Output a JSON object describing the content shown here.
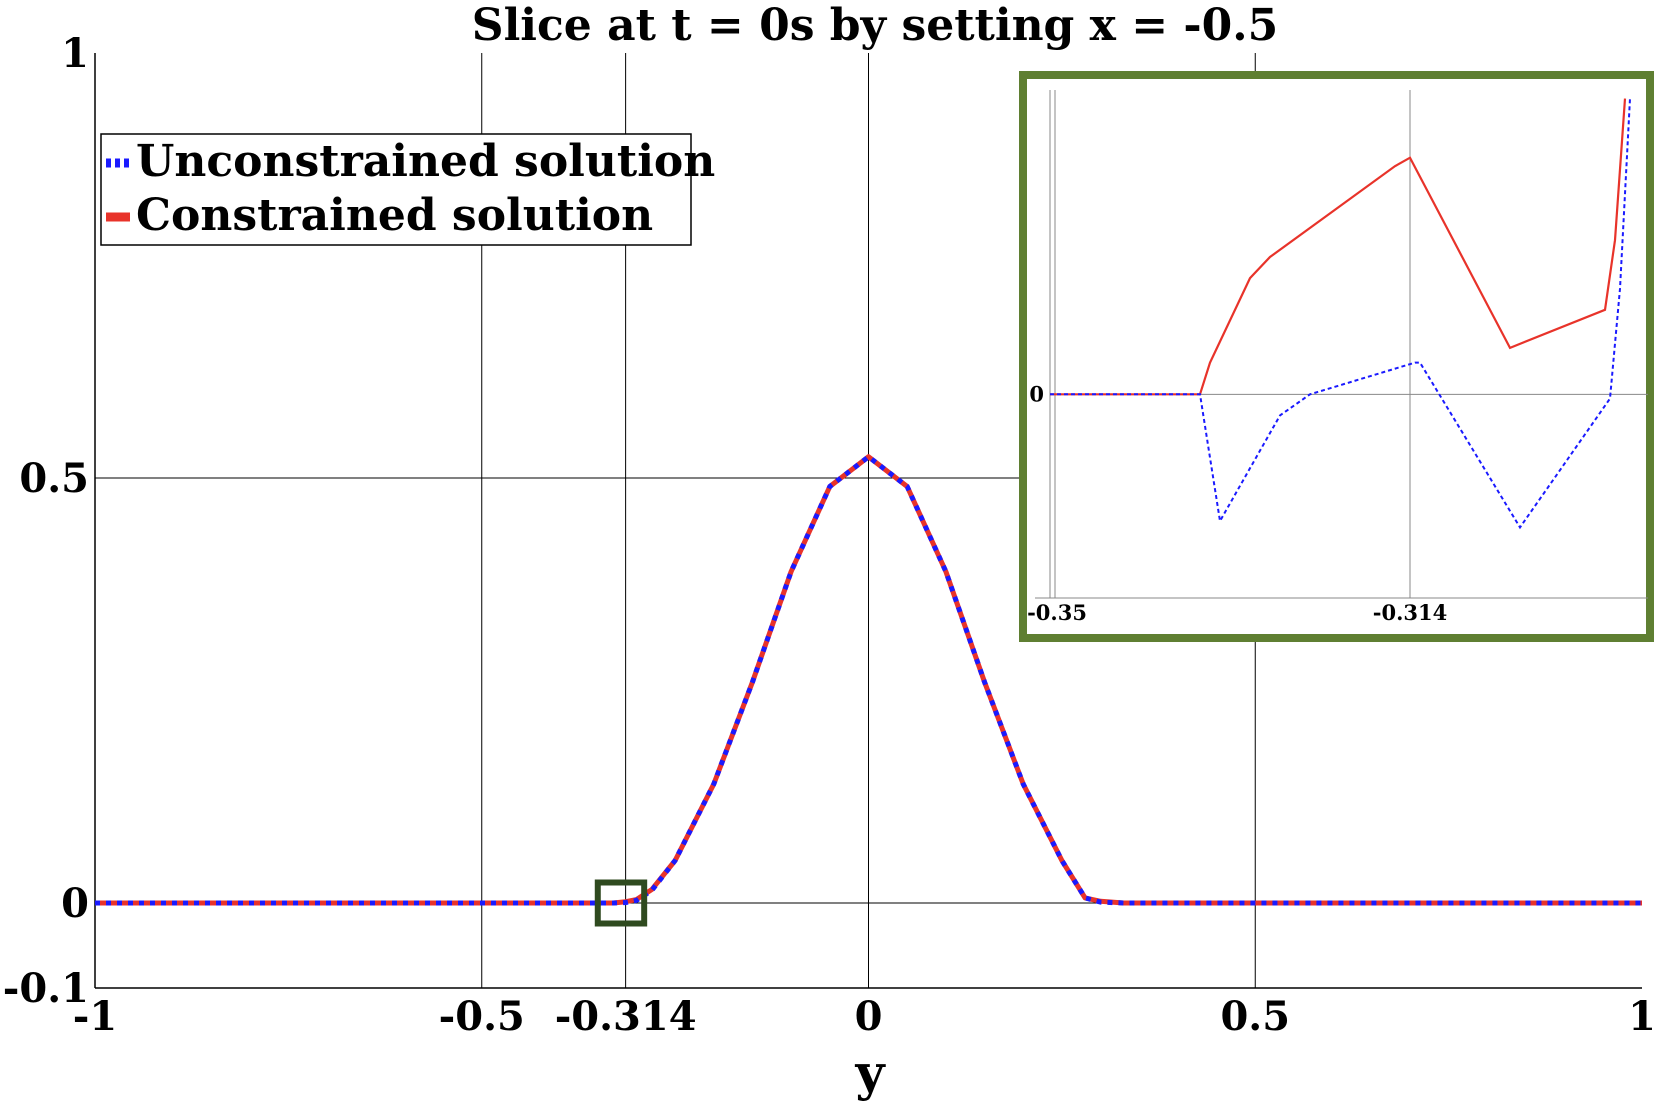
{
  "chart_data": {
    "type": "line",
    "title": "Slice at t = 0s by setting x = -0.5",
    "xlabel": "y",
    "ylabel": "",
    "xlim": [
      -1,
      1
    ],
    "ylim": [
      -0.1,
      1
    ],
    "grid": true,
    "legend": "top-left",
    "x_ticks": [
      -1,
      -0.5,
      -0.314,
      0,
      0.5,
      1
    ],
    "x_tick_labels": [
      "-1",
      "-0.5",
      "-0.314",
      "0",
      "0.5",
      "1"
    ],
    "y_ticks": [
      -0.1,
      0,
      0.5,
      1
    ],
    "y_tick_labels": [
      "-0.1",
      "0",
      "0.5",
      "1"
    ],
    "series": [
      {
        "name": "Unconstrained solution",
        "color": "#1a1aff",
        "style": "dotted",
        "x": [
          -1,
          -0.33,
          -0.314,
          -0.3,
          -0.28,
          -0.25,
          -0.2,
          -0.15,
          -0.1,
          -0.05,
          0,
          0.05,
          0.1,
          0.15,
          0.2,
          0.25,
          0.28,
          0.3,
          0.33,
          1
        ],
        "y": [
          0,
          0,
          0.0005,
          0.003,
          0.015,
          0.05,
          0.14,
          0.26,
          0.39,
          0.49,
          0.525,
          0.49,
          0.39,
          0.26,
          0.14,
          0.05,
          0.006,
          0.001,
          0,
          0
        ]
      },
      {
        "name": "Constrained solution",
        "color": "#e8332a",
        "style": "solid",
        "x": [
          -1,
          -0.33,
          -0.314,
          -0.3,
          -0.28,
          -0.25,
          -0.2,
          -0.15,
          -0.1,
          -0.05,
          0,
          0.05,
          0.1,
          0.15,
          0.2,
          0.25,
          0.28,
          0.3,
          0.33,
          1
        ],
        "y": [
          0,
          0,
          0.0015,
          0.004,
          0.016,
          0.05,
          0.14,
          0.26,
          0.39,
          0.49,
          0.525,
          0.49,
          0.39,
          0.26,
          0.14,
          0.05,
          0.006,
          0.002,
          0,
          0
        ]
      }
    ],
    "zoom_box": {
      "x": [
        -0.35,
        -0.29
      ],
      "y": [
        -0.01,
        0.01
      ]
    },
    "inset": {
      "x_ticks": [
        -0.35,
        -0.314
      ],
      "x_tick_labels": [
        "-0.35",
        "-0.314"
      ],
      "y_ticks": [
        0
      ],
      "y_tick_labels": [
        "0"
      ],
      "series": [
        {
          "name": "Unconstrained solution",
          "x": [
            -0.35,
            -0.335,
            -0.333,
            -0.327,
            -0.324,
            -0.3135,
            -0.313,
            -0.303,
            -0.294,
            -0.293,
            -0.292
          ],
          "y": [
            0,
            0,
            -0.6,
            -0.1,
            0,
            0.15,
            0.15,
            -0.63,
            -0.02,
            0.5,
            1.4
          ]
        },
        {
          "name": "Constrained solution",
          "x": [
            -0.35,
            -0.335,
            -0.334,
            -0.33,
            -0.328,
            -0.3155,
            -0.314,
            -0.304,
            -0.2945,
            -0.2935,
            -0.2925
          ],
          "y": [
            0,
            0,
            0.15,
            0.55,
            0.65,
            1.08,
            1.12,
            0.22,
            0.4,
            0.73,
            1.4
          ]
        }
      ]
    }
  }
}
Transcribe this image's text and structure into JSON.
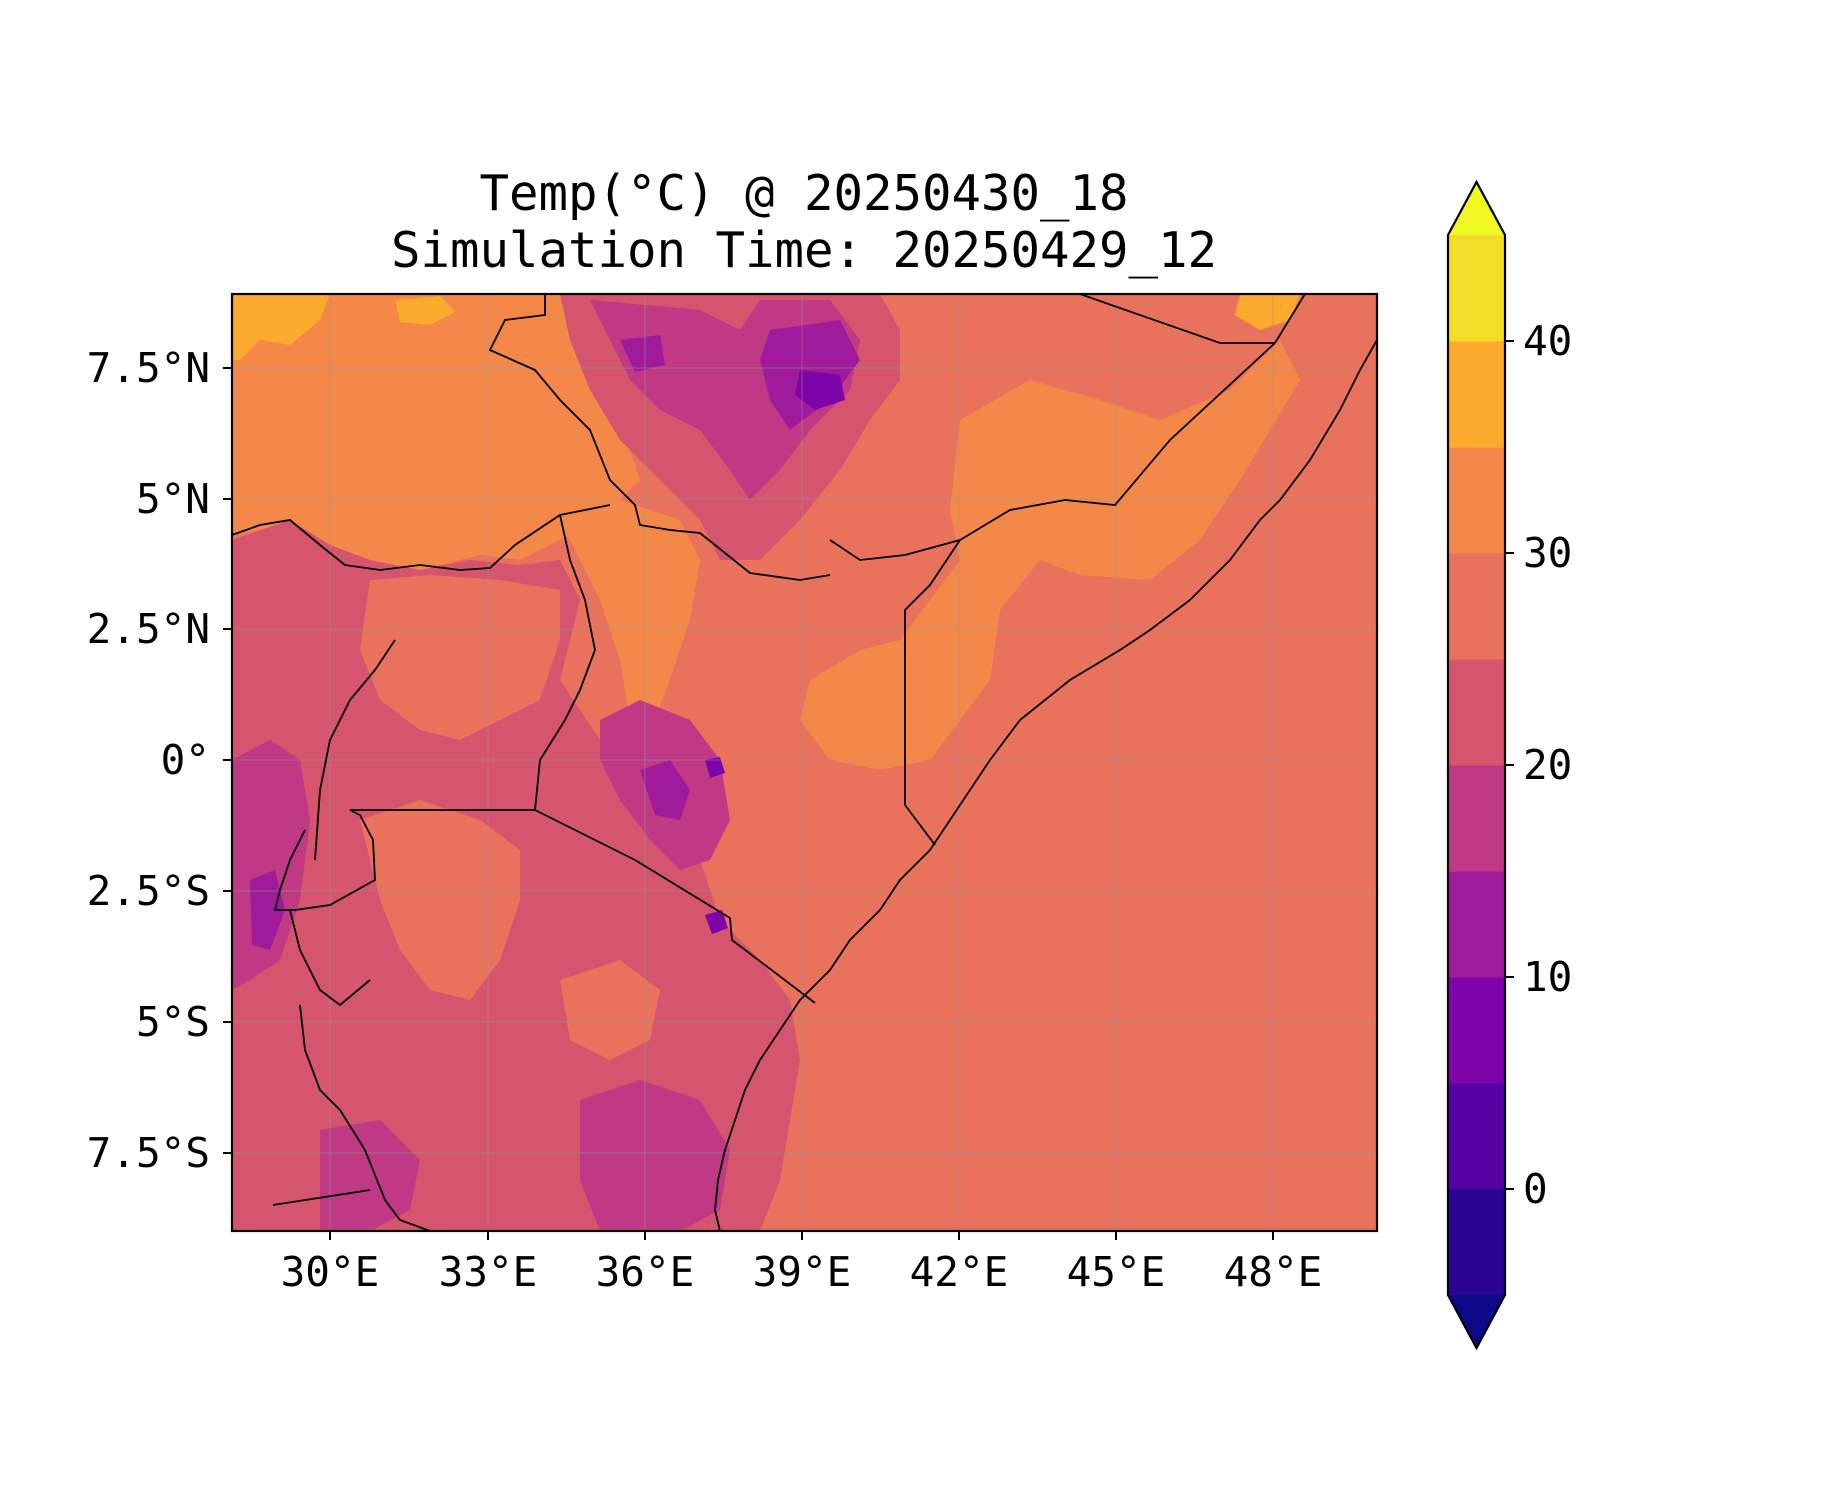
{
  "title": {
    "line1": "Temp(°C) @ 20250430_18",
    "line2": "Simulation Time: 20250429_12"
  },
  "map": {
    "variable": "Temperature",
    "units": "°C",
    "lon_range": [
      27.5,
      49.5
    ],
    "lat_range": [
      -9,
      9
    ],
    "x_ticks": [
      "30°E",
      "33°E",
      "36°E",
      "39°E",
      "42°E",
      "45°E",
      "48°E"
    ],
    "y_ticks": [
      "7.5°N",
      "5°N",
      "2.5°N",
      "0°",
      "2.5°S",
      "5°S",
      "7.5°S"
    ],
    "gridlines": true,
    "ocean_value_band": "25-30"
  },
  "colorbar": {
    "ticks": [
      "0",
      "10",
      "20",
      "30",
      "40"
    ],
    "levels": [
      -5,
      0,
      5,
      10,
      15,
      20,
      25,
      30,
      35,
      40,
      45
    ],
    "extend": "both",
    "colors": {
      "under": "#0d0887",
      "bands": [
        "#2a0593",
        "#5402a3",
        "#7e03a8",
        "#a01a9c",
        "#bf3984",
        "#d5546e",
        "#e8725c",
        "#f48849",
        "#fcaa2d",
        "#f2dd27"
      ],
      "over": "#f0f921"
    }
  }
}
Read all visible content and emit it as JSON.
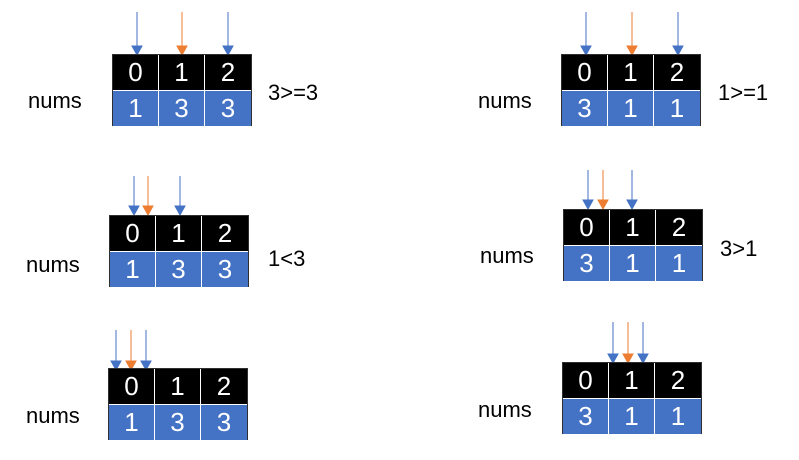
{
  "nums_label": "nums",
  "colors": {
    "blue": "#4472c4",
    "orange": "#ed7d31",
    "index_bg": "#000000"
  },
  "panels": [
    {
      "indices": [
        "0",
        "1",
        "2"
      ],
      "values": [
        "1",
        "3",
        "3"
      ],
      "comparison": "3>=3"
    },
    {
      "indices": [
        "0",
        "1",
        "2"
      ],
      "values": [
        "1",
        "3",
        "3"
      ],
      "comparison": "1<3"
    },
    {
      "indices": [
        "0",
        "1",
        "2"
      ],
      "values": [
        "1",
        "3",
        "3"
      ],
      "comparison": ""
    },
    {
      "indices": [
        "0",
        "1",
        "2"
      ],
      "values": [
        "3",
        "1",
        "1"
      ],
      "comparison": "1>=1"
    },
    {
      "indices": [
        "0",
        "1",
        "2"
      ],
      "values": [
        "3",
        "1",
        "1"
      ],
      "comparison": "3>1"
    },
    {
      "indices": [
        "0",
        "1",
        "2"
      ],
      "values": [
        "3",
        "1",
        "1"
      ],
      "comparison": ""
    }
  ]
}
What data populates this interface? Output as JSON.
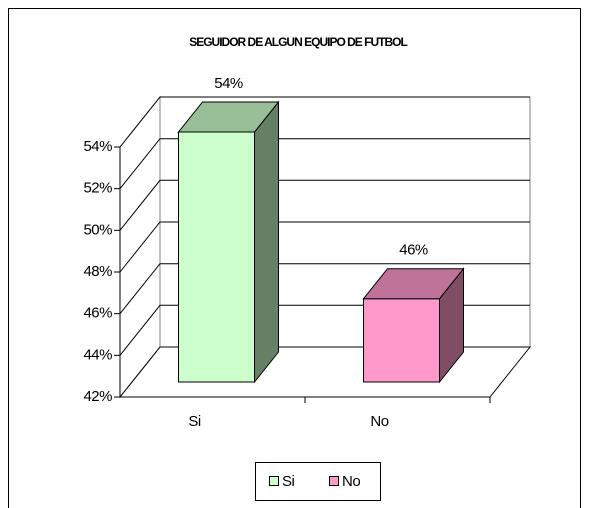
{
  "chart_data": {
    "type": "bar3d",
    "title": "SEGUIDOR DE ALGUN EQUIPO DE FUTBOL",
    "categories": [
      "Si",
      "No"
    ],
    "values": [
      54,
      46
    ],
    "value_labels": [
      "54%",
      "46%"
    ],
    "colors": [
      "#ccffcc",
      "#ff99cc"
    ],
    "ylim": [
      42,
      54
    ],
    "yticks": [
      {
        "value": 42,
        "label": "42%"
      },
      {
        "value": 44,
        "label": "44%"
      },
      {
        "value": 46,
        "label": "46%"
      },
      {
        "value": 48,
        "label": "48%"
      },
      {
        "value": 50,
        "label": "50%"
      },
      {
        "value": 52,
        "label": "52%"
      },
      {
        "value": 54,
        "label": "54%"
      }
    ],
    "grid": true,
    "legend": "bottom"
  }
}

Your goal ▸ Show every line that contains the word "name".

Worked answer ▸
        "name": "Unconstrained solution",
        "name": "Constrained solution",
          "name": "Unconstrained solution",
          "name": "Constrained solution",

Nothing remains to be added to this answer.